[What is expected] In the material below, identify each line bearing the word "total". Reproduce those lines.

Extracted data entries
++++++
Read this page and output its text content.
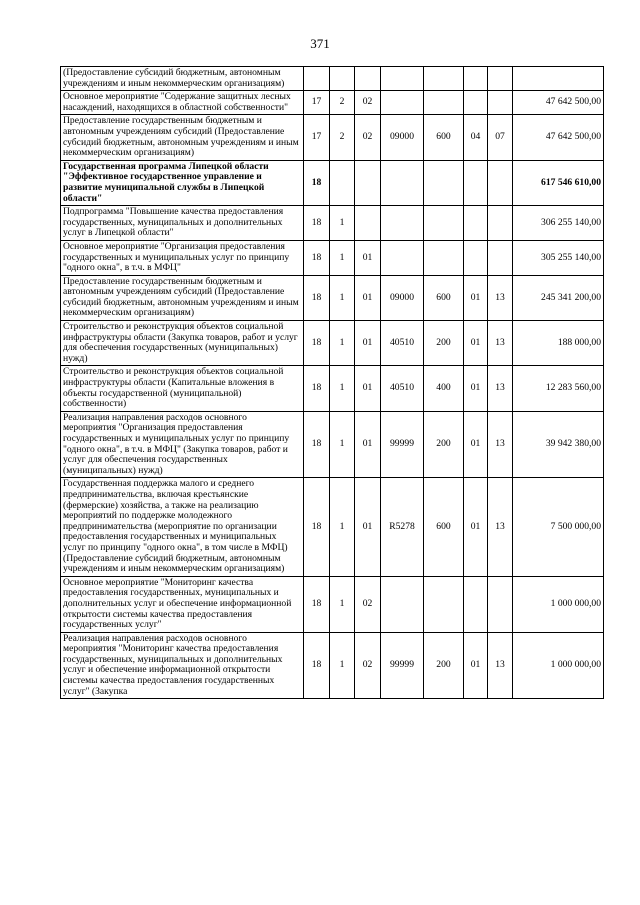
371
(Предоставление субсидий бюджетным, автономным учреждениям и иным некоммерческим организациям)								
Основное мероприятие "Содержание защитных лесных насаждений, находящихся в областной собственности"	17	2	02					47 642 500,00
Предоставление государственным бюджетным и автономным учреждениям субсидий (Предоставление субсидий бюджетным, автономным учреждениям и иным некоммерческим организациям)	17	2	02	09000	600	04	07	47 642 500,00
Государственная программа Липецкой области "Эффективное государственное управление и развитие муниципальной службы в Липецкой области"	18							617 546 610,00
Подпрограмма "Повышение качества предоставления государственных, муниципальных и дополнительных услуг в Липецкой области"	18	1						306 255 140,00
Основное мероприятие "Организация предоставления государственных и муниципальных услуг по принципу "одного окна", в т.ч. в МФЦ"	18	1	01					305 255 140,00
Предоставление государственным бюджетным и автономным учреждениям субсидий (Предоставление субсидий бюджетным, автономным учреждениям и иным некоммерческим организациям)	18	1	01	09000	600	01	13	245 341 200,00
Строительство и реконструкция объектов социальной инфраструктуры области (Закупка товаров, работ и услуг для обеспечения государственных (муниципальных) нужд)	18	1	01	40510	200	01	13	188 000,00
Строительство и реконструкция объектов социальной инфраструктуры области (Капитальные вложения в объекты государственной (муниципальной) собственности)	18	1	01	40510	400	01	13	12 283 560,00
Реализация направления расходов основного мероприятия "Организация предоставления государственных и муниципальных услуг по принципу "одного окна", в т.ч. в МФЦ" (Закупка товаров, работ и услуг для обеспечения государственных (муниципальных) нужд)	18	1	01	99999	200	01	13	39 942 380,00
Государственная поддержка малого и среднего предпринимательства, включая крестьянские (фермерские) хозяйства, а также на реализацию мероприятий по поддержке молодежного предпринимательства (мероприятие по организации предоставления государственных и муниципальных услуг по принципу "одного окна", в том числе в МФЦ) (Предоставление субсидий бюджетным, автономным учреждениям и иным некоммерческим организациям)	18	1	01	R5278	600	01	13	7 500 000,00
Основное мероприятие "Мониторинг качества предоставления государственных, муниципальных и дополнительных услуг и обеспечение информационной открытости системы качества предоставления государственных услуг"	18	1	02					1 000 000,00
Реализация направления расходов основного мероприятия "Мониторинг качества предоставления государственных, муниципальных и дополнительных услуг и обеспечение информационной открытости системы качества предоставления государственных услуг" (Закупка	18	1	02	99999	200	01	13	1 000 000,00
++++++
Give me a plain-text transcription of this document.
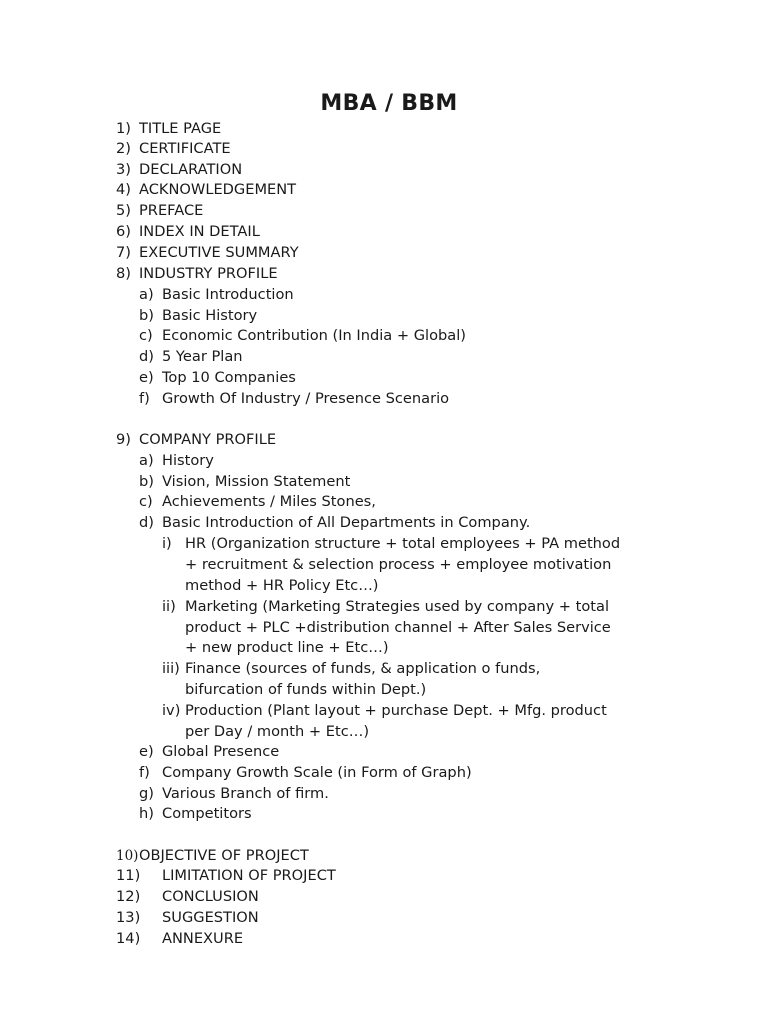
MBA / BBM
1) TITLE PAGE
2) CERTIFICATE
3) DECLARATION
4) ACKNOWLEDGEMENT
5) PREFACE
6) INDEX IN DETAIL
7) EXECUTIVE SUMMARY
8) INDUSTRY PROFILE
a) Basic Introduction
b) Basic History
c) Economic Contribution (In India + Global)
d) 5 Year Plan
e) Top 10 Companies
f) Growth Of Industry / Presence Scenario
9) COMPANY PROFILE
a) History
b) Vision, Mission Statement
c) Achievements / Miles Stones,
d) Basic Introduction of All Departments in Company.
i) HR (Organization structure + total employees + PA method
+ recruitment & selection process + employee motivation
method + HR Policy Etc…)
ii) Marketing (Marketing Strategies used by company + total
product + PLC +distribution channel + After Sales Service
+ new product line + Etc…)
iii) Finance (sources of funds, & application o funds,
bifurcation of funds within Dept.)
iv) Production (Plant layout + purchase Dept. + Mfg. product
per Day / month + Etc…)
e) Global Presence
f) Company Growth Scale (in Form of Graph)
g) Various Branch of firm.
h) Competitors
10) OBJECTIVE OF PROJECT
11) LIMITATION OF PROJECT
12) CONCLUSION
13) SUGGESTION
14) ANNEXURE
++++++
[Answer to the exercise]
i) HR (Organization structure + total employees + PA method
ii) Marketing (Marketing Strategies used by company + total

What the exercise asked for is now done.